>> Begin Supplied material

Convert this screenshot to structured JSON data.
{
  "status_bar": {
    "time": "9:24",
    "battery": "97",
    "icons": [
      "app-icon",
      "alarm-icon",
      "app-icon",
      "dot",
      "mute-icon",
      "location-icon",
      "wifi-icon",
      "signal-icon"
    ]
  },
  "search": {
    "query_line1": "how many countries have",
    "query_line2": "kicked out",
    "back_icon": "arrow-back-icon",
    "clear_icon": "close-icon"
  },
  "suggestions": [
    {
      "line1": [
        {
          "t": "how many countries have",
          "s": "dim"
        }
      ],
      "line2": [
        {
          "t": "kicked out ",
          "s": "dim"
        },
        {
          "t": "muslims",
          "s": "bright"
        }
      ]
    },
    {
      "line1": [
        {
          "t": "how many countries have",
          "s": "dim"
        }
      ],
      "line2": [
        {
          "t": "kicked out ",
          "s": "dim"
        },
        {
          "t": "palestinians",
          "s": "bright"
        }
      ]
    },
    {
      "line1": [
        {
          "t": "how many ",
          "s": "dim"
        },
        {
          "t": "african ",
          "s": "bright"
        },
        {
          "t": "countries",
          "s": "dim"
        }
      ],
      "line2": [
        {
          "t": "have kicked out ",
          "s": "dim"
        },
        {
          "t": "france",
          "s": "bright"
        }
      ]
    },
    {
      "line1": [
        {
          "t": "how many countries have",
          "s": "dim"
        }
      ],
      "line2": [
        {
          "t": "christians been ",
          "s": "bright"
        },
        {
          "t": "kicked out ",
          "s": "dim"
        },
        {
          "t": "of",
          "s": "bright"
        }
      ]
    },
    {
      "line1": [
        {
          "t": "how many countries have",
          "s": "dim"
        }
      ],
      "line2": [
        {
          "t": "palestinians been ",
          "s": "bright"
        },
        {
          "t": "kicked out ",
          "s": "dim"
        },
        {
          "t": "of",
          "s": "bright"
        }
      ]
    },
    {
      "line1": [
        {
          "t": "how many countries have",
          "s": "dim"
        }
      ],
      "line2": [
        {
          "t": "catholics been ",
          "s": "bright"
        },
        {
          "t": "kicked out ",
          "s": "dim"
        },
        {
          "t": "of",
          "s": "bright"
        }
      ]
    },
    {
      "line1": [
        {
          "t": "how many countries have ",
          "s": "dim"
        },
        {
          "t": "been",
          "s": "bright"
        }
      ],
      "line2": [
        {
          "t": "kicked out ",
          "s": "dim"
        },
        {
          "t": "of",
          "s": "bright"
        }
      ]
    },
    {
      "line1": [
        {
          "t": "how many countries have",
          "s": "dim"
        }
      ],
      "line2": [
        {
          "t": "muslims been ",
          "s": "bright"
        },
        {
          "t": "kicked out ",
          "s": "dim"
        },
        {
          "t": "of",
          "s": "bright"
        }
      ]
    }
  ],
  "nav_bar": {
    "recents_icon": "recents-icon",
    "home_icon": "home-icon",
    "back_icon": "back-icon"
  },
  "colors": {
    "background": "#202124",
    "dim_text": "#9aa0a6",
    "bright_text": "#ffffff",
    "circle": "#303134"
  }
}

>> End Supplied material

**Written exercise**
Type out the material again exactly as presented.

**Response to the exercise**
Convert this screenshot to structured JSON data.
{
  "status_bar": {
    "time": "9:24",
    "battery": "97",
    "icons": [
      "app-icon",
      "alarm-icon",
      "app-icon",
      "dot",
      "mute-icon",
      "location-icon",
      "wifi-icon",
      "signal-icon"
    ]
  },
  "search": {
    "query_line1": "how many countries have",
    "query_line2": "kicked out",
    "back_icon": "arrow-back-icon",
    "clear_icon": "close-icon"
  },
  "suggestions": [
    {
      "line1": [
        {
          "t": "how many countries have",
          "s": "dim"
        }
      ],
      "line2": [
        {
          "t": "kicked out ",
          "s": "dim"
        },
        {
          "t": "muslims",
          "s": "bright"
        }
      ]
    },
    {
      "line1": [
        {
          "t": "how many countries have",
          "s": "dim"
        }
      ],
      "line2": [
        {
          "t": "kicked out ",
          "s": "dim"
        },
        {
          "t": "palestinians",
          "s": "bright"
        }
      ]
    },
    {
      "line1": [
        {
          "t": "how many ",
          "s": "dim"
        },
        {
          "t": "african ",
          "s": "bright"
        },
        {
          "t": "countries",
          "s": "dim"
        }
      ],
      "line2": [
        {
          "t": "have kicked out ",
          "s": "dim"
        },
        {
          "t": "france",
          "s": "bright"
        }
      ]
    },
    {
      "line1": [
        {
          "t": "how many countries have",
          "s": "dim"
        }
      ],
      "line2": [
        {
          "t": "christians been ",
          "s": "bright"
        },
        {
          "t": "kicked out ",
          "s": "dim"
        },
        {
          "t": "of",
          "s": "bright"
        }
      ]
    },
    {
      "line1": [
        {
          "t": "how many countries have",
          "s": "dim"
        }
      ],
      "line2": [
        {
          "t": "palestinians been ",
          "s": "bright"
        },
        {
          "t": "kicked out ",
          "s": "dim"
        },
        {
          "t": "of",
          "s": "bright"
        }
      ]
    },
    {
      "line1": [
        {
          "t": "how many countries have",
          "s": "dim"
        }
      ],
      "line2": [
        {
          "t": "catholics been ",
          "s": "bright"
        },
        {
          "t": "kicked out ",
          "s": "dim"
        },
        {
          "t": "of",
          "s": "bright"
        }
      ]
    },
    {
      "line1": [
        {
          "t": "how many countries have ",
          "s": "dim"
        },
        {
          "t": "been",
          "s": "bright"
        }
      ],
      "line2": [
        {
          "t": "kicked out ",
          "s": "dim"
        },
        {
          "t": "of",
          "s": "bright"
        }
      ]
    },
    {
      "line1": [
        {
          "t": "how many countries have",
          "s": "dim"
        }
      ],
      "line2": [
        {
          "t": "muslims been ",
          "s": "bright"
        },
        {
          "t": "kicked out ",
          "s": "dim"
        },
        {
          "t": "of",
          "s": "bright"
        }
      ]
    }
  ],
  "nav_bar": {
    "recents_icon": "recents-icon",
    "home_icon": "home-icon",
    "back_icon": "back-icon"
  },
  "colors": {
    "background": "#202124",
    "dim_text": "#9aa0a6",
    "bright_text": "#ffffff",
    "circle": "#303134"
  }
}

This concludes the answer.